== EXTRACTED INFORMATION ==

━━━

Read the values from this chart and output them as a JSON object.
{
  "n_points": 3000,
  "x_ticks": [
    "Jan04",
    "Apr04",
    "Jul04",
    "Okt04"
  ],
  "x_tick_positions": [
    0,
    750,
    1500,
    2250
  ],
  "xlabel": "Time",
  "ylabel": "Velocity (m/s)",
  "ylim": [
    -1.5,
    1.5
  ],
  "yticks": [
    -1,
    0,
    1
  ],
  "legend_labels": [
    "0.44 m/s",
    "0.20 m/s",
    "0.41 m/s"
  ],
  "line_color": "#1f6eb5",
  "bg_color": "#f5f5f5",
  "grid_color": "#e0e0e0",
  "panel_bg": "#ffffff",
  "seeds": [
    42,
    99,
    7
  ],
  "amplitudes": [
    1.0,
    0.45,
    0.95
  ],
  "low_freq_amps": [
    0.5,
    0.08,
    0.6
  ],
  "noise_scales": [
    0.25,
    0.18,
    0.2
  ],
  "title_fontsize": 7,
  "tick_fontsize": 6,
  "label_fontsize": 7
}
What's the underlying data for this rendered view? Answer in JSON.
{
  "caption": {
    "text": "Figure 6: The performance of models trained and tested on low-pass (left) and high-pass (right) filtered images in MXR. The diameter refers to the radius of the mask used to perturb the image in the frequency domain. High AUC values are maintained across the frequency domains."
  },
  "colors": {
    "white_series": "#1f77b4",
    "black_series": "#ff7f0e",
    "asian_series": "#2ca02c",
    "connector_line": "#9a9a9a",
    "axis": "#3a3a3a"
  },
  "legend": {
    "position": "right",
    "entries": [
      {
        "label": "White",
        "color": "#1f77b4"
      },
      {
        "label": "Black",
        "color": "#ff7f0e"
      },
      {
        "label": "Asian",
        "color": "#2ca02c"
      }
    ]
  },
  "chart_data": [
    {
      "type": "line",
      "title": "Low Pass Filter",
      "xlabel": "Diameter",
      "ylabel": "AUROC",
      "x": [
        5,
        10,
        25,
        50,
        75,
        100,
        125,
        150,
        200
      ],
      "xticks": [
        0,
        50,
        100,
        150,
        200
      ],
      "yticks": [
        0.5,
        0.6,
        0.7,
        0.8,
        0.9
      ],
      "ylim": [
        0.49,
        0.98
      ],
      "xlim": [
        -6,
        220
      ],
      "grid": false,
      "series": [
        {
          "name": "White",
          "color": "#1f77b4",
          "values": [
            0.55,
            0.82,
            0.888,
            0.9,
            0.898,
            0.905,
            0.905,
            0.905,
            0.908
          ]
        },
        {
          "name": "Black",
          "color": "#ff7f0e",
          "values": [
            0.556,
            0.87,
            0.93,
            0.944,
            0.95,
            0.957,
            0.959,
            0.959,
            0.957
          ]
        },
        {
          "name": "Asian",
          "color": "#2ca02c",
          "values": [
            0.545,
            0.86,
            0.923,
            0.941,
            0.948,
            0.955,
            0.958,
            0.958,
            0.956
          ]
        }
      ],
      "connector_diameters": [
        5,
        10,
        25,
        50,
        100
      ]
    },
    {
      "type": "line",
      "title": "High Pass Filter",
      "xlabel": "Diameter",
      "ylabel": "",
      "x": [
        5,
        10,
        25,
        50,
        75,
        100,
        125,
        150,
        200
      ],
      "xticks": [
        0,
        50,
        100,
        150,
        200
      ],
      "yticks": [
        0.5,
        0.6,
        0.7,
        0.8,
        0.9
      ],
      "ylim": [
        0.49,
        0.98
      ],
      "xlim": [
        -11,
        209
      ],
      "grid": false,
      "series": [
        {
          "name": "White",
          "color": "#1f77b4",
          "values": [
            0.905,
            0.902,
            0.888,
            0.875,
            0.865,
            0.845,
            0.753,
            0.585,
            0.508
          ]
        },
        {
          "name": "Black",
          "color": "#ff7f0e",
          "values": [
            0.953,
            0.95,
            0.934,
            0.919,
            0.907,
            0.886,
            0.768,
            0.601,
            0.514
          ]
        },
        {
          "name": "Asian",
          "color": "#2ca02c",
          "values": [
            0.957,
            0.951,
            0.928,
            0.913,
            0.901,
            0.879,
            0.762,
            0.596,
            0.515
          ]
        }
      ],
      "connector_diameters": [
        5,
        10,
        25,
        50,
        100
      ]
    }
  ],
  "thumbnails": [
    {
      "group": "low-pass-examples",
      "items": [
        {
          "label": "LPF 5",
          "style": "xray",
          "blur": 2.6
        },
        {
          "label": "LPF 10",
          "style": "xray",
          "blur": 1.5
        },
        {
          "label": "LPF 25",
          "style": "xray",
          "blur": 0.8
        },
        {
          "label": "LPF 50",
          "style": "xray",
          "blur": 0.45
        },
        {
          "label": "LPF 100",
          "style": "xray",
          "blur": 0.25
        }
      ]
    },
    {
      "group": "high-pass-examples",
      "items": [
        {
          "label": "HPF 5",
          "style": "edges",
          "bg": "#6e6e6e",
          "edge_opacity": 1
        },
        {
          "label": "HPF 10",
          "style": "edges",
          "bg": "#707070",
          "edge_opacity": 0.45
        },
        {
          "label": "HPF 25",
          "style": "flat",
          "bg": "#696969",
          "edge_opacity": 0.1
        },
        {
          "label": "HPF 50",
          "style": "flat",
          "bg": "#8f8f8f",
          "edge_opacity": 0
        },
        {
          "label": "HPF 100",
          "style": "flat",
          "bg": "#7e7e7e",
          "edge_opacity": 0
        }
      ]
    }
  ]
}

━━━

== YOUR GOAL ==
Copy each line above containing the string "group".

== ANSWER TO THE TASK ==
      "group": "low-pass-examples",
      "group": "high-pass-examples",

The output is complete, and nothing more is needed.